◆ **What is being asked**
Copy every line of the data that contains the string "musique".

◆ **Extracted records**
** Start **

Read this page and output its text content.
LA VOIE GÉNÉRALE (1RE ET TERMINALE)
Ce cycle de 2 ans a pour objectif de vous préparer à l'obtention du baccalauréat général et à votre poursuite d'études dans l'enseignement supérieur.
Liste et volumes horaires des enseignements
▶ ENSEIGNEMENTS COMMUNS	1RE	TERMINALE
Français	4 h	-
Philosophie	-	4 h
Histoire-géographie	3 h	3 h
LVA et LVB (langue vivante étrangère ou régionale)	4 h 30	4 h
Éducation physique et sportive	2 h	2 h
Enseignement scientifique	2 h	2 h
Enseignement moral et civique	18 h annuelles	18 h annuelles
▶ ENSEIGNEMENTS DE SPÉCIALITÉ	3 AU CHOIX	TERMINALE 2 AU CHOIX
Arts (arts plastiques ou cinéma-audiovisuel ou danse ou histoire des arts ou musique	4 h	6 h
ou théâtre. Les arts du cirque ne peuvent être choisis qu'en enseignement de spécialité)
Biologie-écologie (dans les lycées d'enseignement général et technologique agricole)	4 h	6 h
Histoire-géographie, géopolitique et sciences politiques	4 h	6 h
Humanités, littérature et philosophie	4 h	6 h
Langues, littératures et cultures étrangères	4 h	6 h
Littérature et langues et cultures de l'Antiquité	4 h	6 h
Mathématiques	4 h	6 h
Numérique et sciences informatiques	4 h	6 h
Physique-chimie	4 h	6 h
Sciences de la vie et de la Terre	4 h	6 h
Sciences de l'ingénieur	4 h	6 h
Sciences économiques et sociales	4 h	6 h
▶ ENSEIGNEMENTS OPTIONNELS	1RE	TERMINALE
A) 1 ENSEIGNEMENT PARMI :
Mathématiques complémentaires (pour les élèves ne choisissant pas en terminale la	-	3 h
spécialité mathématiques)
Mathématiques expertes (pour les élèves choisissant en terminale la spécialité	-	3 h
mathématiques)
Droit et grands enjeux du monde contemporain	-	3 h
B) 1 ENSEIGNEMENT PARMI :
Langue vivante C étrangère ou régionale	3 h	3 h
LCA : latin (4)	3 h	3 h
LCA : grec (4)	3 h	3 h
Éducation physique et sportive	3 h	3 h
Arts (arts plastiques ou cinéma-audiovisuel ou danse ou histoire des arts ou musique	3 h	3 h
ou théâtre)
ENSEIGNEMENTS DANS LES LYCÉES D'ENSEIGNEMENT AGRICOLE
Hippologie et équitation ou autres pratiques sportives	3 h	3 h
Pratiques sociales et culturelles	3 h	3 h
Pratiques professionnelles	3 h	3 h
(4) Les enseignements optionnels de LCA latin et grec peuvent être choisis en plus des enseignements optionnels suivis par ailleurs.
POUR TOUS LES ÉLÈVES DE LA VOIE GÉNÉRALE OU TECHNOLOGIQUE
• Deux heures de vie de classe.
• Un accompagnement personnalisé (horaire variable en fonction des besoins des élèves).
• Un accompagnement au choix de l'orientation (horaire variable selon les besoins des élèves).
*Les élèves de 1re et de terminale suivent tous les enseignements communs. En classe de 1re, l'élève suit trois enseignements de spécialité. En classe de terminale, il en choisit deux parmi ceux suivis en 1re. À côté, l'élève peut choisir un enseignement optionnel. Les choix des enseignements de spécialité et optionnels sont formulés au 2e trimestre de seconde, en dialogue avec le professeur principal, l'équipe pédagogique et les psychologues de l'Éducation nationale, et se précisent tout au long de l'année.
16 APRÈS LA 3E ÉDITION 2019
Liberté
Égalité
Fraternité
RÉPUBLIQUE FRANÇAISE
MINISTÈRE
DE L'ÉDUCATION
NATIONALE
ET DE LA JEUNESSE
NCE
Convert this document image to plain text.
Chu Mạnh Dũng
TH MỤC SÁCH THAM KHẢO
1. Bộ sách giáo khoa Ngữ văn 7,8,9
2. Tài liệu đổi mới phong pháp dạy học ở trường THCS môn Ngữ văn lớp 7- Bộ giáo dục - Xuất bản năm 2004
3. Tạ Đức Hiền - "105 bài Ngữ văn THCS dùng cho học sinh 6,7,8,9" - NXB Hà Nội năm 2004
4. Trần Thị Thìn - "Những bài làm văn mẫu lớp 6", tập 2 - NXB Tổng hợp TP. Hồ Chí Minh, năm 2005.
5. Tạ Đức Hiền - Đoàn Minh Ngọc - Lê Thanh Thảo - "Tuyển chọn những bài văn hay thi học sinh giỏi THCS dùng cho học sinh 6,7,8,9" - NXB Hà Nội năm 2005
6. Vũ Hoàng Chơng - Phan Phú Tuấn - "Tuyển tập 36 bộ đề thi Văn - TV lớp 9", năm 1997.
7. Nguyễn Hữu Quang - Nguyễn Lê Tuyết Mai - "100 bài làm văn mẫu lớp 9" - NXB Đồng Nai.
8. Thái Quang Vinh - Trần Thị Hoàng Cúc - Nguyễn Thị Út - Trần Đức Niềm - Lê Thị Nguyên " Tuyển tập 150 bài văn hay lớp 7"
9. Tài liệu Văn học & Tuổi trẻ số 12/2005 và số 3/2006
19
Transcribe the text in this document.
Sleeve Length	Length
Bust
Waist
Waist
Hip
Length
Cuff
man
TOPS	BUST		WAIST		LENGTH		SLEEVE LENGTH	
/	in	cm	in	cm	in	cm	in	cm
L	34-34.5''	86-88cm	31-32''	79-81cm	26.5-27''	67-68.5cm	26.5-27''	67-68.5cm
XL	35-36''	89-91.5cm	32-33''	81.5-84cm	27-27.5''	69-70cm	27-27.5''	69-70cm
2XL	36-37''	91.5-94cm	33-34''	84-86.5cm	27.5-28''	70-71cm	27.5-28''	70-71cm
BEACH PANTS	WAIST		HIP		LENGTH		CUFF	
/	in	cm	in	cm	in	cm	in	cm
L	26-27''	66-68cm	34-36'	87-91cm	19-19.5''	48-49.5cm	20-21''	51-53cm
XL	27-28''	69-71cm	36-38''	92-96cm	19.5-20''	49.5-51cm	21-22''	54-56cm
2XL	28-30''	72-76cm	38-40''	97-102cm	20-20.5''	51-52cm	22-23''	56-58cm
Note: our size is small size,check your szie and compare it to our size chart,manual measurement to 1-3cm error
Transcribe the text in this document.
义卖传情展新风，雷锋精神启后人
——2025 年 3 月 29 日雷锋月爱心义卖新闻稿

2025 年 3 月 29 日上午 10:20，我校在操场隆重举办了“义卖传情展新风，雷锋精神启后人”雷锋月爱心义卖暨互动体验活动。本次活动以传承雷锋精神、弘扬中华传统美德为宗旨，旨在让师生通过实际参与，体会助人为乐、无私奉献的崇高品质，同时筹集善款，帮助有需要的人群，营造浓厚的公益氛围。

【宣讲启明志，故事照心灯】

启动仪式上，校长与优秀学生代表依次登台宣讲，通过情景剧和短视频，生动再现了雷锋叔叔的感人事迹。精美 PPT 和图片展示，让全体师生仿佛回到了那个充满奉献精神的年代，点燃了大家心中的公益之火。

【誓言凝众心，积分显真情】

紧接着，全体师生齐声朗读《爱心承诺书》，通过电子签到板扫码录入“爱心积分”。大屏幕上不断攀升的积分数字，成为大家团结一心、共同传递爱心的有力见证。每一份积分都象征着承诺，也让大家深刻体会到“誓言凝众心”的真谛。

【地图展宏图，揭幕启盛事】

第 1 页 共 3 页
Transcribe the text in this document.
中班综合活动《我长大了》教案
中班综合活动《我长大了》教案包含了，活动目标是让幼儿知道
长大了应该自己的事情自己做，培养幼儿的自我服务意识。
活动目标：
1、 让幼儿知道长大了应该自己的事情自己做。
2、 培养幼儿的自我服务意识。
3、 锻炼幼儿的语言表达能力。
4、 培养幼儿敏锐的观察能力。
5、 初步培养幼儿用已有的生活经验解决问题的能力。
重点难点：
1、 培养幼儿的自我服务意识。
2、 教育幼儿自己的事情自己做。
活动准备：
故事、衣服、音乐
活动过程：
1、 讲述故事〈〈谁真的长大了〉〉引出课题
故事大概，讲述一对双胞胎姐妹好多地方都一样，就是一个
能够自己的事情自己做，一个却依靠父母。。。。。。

** End **

◆ **Output**
Arts (arts plastiques ou cinéma-audiovisuel ou danse ou histoire des arts ou musique	4 h	6 h
Arts (arts plastiques ou cinéma-audiovisuel ou danse ou histoire des arts ou musique	3 h	3 h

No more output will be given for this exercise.